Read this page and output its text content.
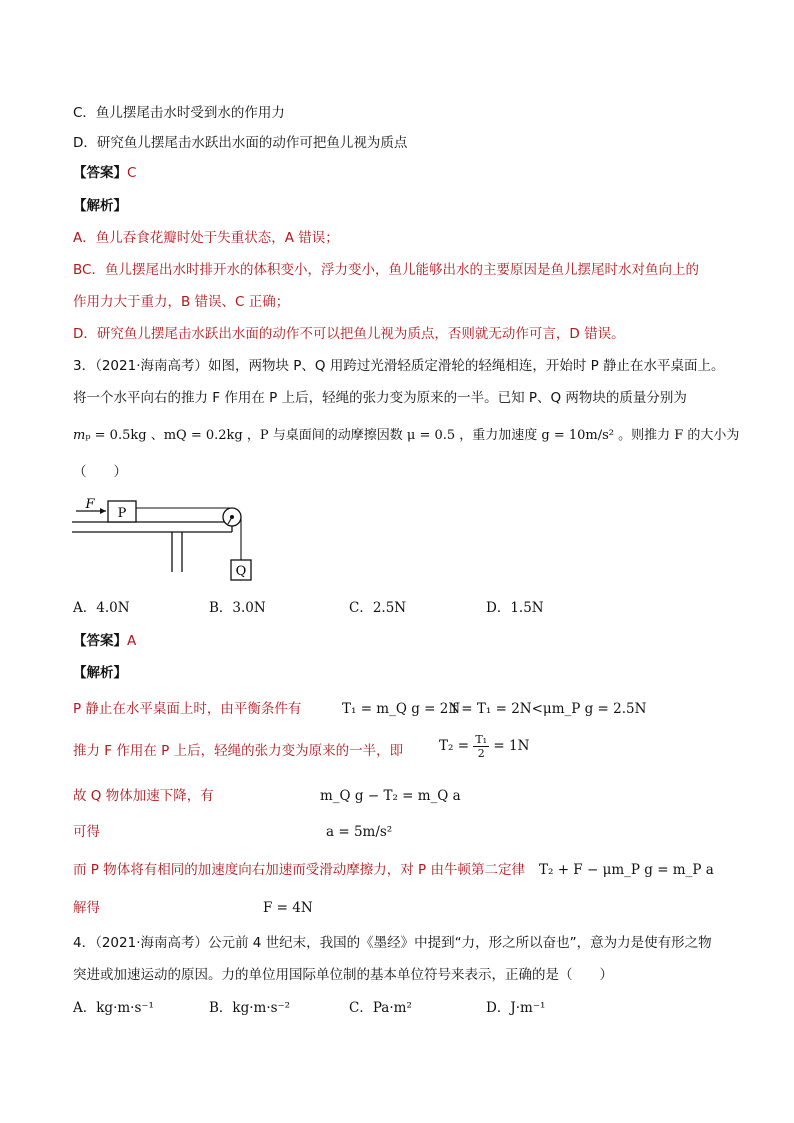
C．鱼儿摆尾击水时受到水的作用力
D．研究鱼儿摆尾击水跃出水面的动作可把鱼儿视为质点
【答案】C
【解析】
A．鱼儿吞食花瓣时处于失重状态，A 错误；
BC．鱼儿摆尾出水时排开水的体积变小，浮力变小，鱼儿能够出水的主要原因是鱼儿摆尾时水对鱼向上的
作用力大于重力，B 错误、C 正确；
D．研究鱼儿摆尾击水跃出水面的动作不可以把鱼儿视为质点，否则就无动作可言，D 错误。
3．（2021·海南高考）如图，两物块 P、Q 用跨过光滑轻质定滑轮的轻绳相连，开始时 P 静止在水平桌面上。
将一个水平向右的推力 F 作用在 P 上后，轻绳的张力变为原来的一半。已知 P、Q 两物块的质量分别为
mₚ = 0.5kg 、mQ = 0.2kg ，P 与桌面间的动摩擦因数 μ = 0.5 ，重力加速度 g = 10m/s² 。则推力 F 的大小为
（　　）
P
F
Q
A．4.0N	B．3.0N	C．2.5N	D．1.5N
【答案】A
【解析】
P 静止在水平桌面上时，由平衡条件有	T₁ = m_Q g = 2N
f = T₁ = 2N<μm_P g = 2.5N
推力 F 作用在 P 上后，轻绳的张力变为原来的一半，即	$T_2 = \frac{\text{T₁}}{2} = 1N$
故 Q 物体加速下降，有	m_Q g − T₂ = m_Q a
可得	a = 5m/s²
而 P 物体将有相同的加速度向右加速而受滑动摩擦力，对 P 由牛顿第二定律 T₂ + F − μm_P g = m_P a
解得	F = 4N
4．（2021·海南高考）公元前 4 世纪末，我国的《墨经》中提到“力，形之所以奋也”，意为力是使有形之物
突进或加速运动的原因。力的单位用国际单位制的基本单位符号来表示，正确的是（　　）
A．kg·m·s⁻¹	B．kg·m·s⁻²	C．Pa·m²	D．J·m⁻¹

┄┄┄┄┄┄┄┄┄┄

*Problem details:*
Do not include the images; transcribe the rest of the listing exactly.

*Response to the exercise:*
Read this page and output its text content.
C．鱼儿摆尾击水时受到水的作用力
D．研究鱼儿摆尾击水跃出水面的动作可把鱼儿视为质点
【答案】C
【解析】
A．鱼儿吞食花瓣时处于失重状态，A 错误；
BC．鱼儿摆尾出水时排开水的体积变小，浮力变小，鱼儿能够出水的主要原因是鱼儿摆尾时水对鱼向上的
作用力大于重力，B 错误、C 正确；
D．研究鱼儿摆尾击水跃出水面的动作不可以把鱼儿视为质点，否则就无动作可言，D 错误。
3．（2021·海南高考）如图，两物块 P、Q 用跨过光滑轻质定滑轮的轻绳相连，开始时 P 静止在水平桌面上。
将一个水平向右的推力 F 作用在 P 上后，轻绳的张力变为原来的一半。已知 P、Q 两物块的质量分别为
mₚ = 0.5kg 、mQ = 0.2kg ，P 与桌面间的动摩擦因数 μ = 0.5 ，重力加速度 g = 10m/s² 。则推力 F 的大小为
（　　）
P
F
Q
A．4.0N	B．3.0N	C．2.5N	D．1.5N
【答案】A
【解析】
P 静止在水平桌面上时，由平衡条件有	T₁ = m_Q g = 2N
f = T₁ = 2N<μm_P g = 2.5N
推力 F 作用在 P 上后，轻绳的张力变为原来的一半，即	$T_2 = \frac{\text{T₁}}{2} = 1N$
故 Q 物体加速下降，有	m_Q g − T₂ = m_Q a
可得	a = 5m/s²
而 P 物体将有相同的加速度向右加速而受滑动摩擦力，对 P 由牛顿第二定律 T₂ + F − μm_P g = m_P a
解得	F = 4N
4．（2021·海南高考）公元前 4 世纪末，我国的《墨经》中提到“力，形之所以奋也”，意为力是使有形之物
突进或加速运动的原因。力的单位用国际单位制的基本单位符号来表示，正确的是（　　）
A．kg·m·s⁻¹	B．kg·m·s⁻²	C．Pa·m²	D．J·m⁻¹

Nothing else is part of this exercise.